What you need to do:
Repeat each line of the material below exactly as it appears, minus any pictures.

Dataset entries on figures:
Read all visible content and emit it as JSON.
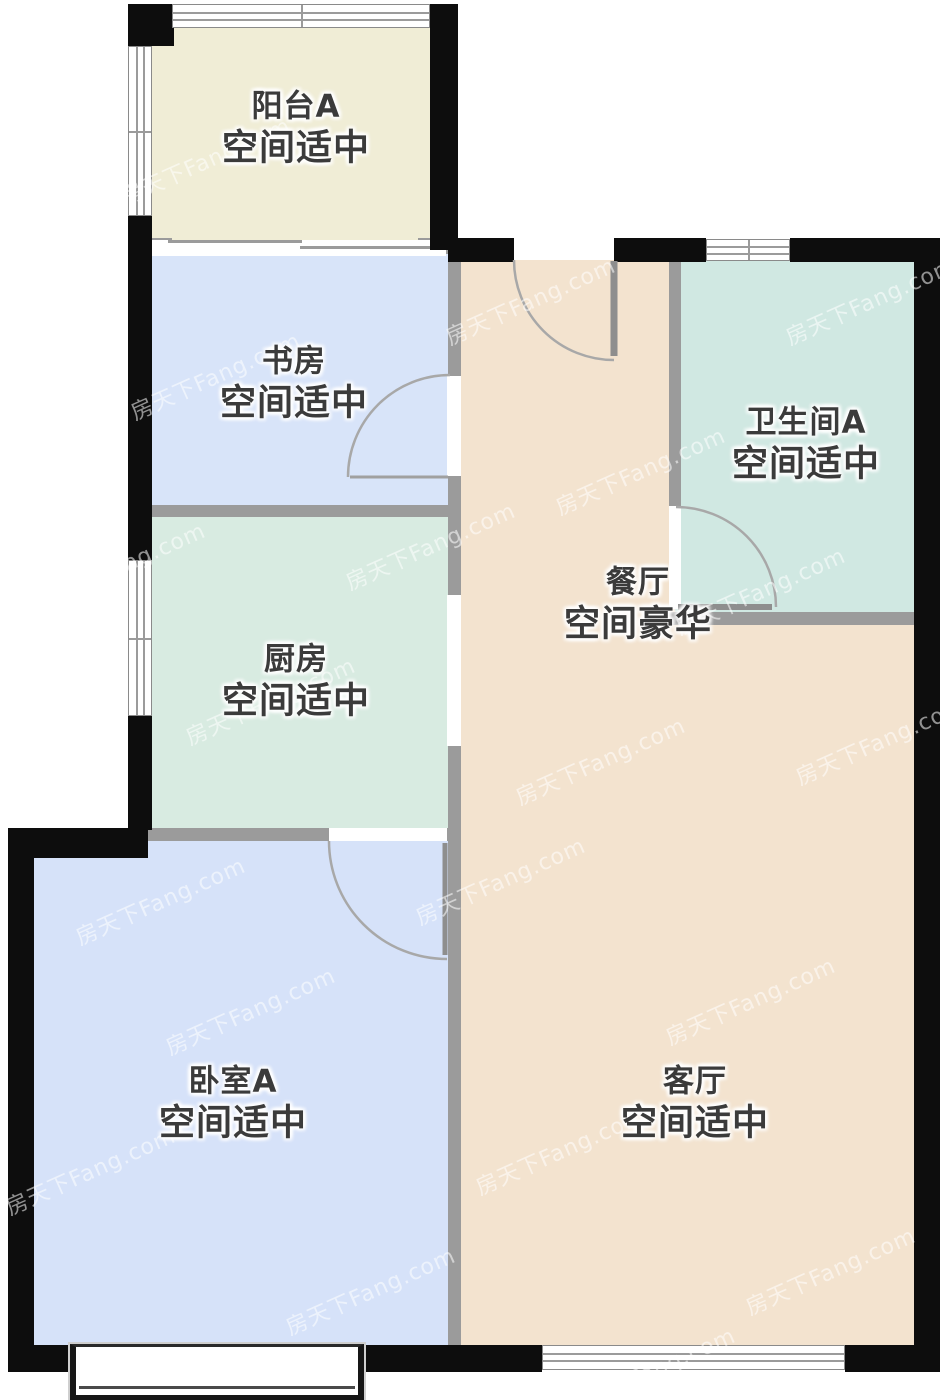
{
  "floorplan": {
    "watermark_text": "房天下Fang.com",
    "rooms": [
      {
        "id": "balcony",
        "name": "阳台A",
        "status": "空间适中"
      },
      {
        "id": "study",
        "name": "书房",
        "status": "空间适中"
      },
      {
        "id": "bathroom",
        "name": "卫生间A",
        "status": "空间适中"
      },
      {
        "id": "dining",
        "name": "餐厅",
        "status": "空间豪华"
      },
      {
        "id": "kitchen",
        "name": "厨房",
        "status": "空间适中"
      },
      {
        "id": "bedroom",
        "name": "卧室A",
        "status": "空间适中"
      },
      {
        "id": "living",
        "name": "客厅",
        "status": "空间适中"
      }
    ],
    "colors": {
      "balcony": "#f0edd6",
      "study": "#d8e4f9",
      "bedroom": "#d6e2f9",
      "kitchen": "#d8ebe1",
      "bathroom": "#d0e8e2",
      "dining_living": "#f3e3cf",
      "outer_wall": "#0d0d0d",
      "inner_wall": "#9b9b9b",
      "label_text": "#3b3b3b"
    }
  }
}
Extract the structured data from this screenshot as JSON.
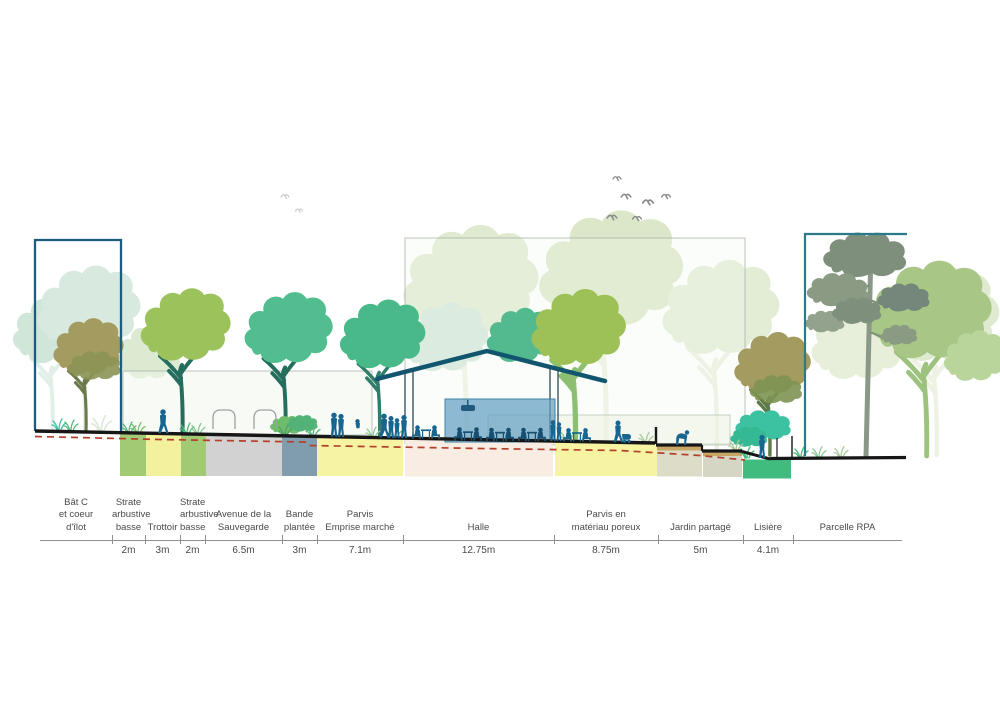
{
  "page": {
    "type": "landscape-architecture-section",
    "background": "#ffffff"
  },
  "colors": {
    "building_outline_left": "#1d5c7c",
    "building_outline_right": "#2a7b8a",
    "halle_roof": "#11566e",
    "halle_kiosk_fill": "#63a0c2",
    "people_blue": "#186590",
    "ground_line": "#161616",
    "groundwater_dashed_red": "#b5402e",
    "soil_yellow": "#f6f3a2",
    "soil_green": "#a2c973",
    "soil_gray": "#d2d2d2",
    "soil_slate_blue": "#7f9dad",
    "soil_pink": "#f9ece2",
    "soil_lisiere_green": "#3fbc7e",
    "deck_tan": "#c8a766",
    "tree_yellow_green": "#9cc25c",
    "tree_teal_green": "#52bd8e",
    "tree_olive": "#a39b5f",
    "pine_gray_green": "#7e907c",
    "backdrop_pale_green": "#dce8cb",
    "backdrop_pale_mint": "#d8eae0"
  },
  "dimension_line": {
    "unit": "m",
    "segments": [
      {
        "label": "Bât C\net coeur\nd'îlot",
        "dim": null,
        "x0": 40,
        "x1": 112
      },
      {
        "label": "Strate\narbustive\nbasse",
        "dim": "2m",
        "x0": 112,
        "x1": 145
      },
      {
        "label": "Trottoir",
        "dim": "3m",
        "x0": 145,
        "x1": 180
      },
      {
        "label": "Strate\narbustive\nbasse",
        "dim": "2m",
        "x0": 180,
        "x1": 205
      },
      {
        "label": "Avenue de la\nSauvegarde",
        "dim": "6.5m",
        "x0": 205,
        "x1": 282
      },
      {
        "label": "Bande\nplantée",
        "dim": "3m",
        "x0": 282,
        "x1": 317
      },
      {
        "label": "Parvis\nEmprise marché",
        "dim": "7.1m",
        "x0": 317,
        "x1": 403
      },
      {
        "label": "Halle",
        "dim": "12.75m",
        "x0": 403,
        "x1": 554
      },
      {
        "label": "Parvis en\nmatériau poreux",
        "dim": "8.75m",
        "x0": 554,
        "x1": 658
      },
      {
        "label": "Jardin partagé",
        "dim": "5m",
        "x0": 658,
        "x1": 743
      },
      {
        "label": "Lisière",
        "dim": "4.1m",
        "x0": 743,
        "x1": 793
      },
      {
        "label": "Parcelle RPA",
        "dim": null,
        "x0": 793,
        "x1": 902
      }
    ]
  },
  "scene": {
    "elements": [
      "backdrop-trees",
      "bat-c-building-outline",
      "coeur-d-ilot-vegetation",
      "street-trees",
      "glass-panels",
      "halle-roof",
      "halle-posts",
      "halle-kiosk",
      "market-tables",
      "pedestrians",
      "cyclist",
      "stroller-person",
      "cars",
      "gardener",
      "terraced-steps",
      "lisiere-shrubs",
      "pine-tree",
      "parcelle-rpa-outline",
      "bird-flocks",
      "soil-bands",
      "groundwater-dashed-line"
    ]
  }
}
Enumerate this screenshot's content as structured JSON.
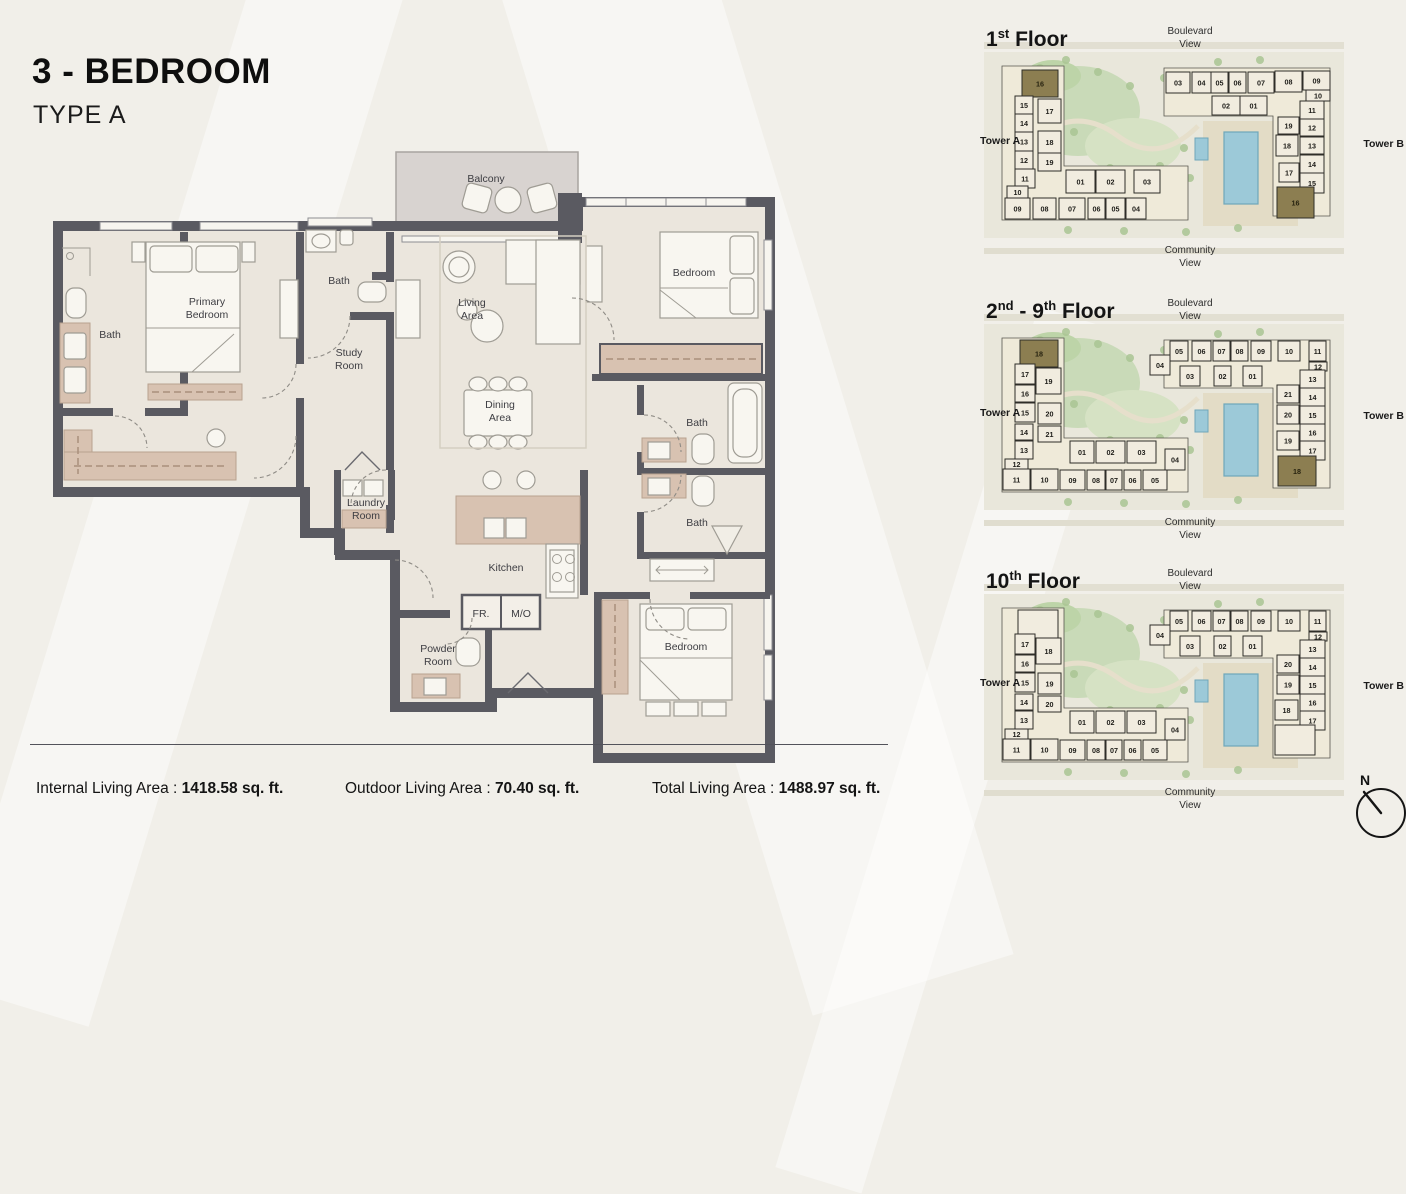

Solution:
Read all visible content and emit it as JSON.
{
  "floorplan": {
    "watermark_text": "房天下Fang.com",
    "rooms": [
      {
        "id": "balcony",
        "name": "阳台A",
        "status": "空间适中"
      },
      {
        "id": "study",
        "name": "书房",
        "status": "空间适中"
      },
      {
        "id": "bathroom",
        "name": "卫生间A",
        "status": "空间适中"
      },
      {
        "id": "dining",
        "name": "餐厅",
        "status": "空间豪华"
      },
      {
        "id": "kitchen",
        "name": "厨房",
        "status": "空间适中"
      },
      {
        "id": "bedroom",
        "name": "卧室A",
        "status": "空间适中"
      },
      {
        "id": "living",
        "name": "客厅",
        "status": "空间适中"
      }
    ],
    "colors": {
      "balcony": "#f0edd6",
      "study": "#d8e4f9",
      "bedroom": "#d6e2f9",
      "kitchen": "#d8ebe1",
      "bathroom": "#d0e8e2",
      "dining_living": "#f3e3cf",
      "outer_wall": "#0d0d0d",
      "inner_wall": "#9b9b9b",
      "label_text": "#3b3b3b"
    }
  }
}
Extract the structured data from this screenshot as JSON.
{
  "page": {
    "type": "landscape-architecture-section",
    "background": "#ffffff"
  },
  "colors": {
    "building_outline_left": "#1d5c7c",
    "building_outline_right": "#2a7b8a",
    "halle_roof": "#11566e",
    "halle_kiosk_fill": "#63a0c2",
    "people_blue": "#186590",
    "ground_line": "#161616",
    "groundwater_dashed_red": "#b5402e",
    "soil_yellow": "#f6f3a2",
    "soil_green": "#a2c973",
    "soil_gray": "#d2d2d2",
    "soil_slate_blue": "#7f9dad",
    "soil_pink": "#f9ece2",
    "soil_lisiere_green": "#3fbc7e",
    "deck_tan": "#c8a766",
    "tree_yellow_green": "#9cc25c",
    "tree_teal_green": "#52bd8e",
    "tree_olive": "#a39b5f",
    "pine_gray_green": "#7e907c",
    "backdrop_pale_green": "#dce8cb",
    "backdrop_pale_mint": "#d8eae0"
  },
  "dimension_line": {
    "unit": "m",
    "segments": [
      {
        "label": "Bât C\net coeur\nd'îlot",
        "dim": null,
        "x0": 40,
        "x1": 112
      },
      {
        "label": "Strate\narbustive\nbasse",
        "dim": "2m",
        "x0": 112,
        "x1": 145
      },
      {
        "label": "Trottoir",
        "dim": "3m",
        "x0": 145,
        "x1": 180
      },
      {
        "label": "Strate\narbustive\nbasse",
        "dim": "2m",
        "x0": 180,
        "x1": 205
      },
      {
        "label": "Avenue de la\nSauvegarde",
        "dim": "6.5m",
        "x0": 205,
        "x1": 282
      },
      {
        "label": "Bande\nplantée",
        "dim": "3m",
        "x0": 282,
        "x1": 317
      },
      {
        "label": "Parvis\nEmprise marché",
        "dim": "7.1m",
        "x0": 317,
        "x1": 403
      },
      {
        "label": "Halle",
        "dim": "12.75m",
        "x0": 403,
        "x1": 554
      },
      {
        "label": "Parvis en\nmatériau poreux",
        "dim": "8.75m",
        "x0": 554,
        "x1": 658
      },
      {
        "label": "Jardin partagé",
        "dim": "5m",
        "x0": 658,
        "x1": 743
      },
      {
        "label": "Lisière",
        "dim": "4.1m",
        "x0": 743,
        "x1": 793
      },
      {
        "label": "Parcelle RPA",
        "dim": null,
        "x0": 793,
        "x1": 902
      }
    ]
  },
  "scene": {
    "elements": [
      "backdrop-trees",
      "bat-c-building-outline",
      "coeur-d-ilot-vegetation",
      "street-trees",
      "glass-panels",
      "halle-roof",
      "halle-posts",
      "halle-kiosk",
      "market-tables",
      "pedestrians",
      "cyclist",
      "stroller-person",
      "cars",
      "gardener",
      "terraced-steps",
      "lisiere-shrubs",
      "pine-tree",
      "parcelle-rpa-outline",
      "bird-flocks",
      "soil-bands",
      "groundwater-dashed-line"
    ]
  }
}
Enumerate this screenshot's content as structured JSON.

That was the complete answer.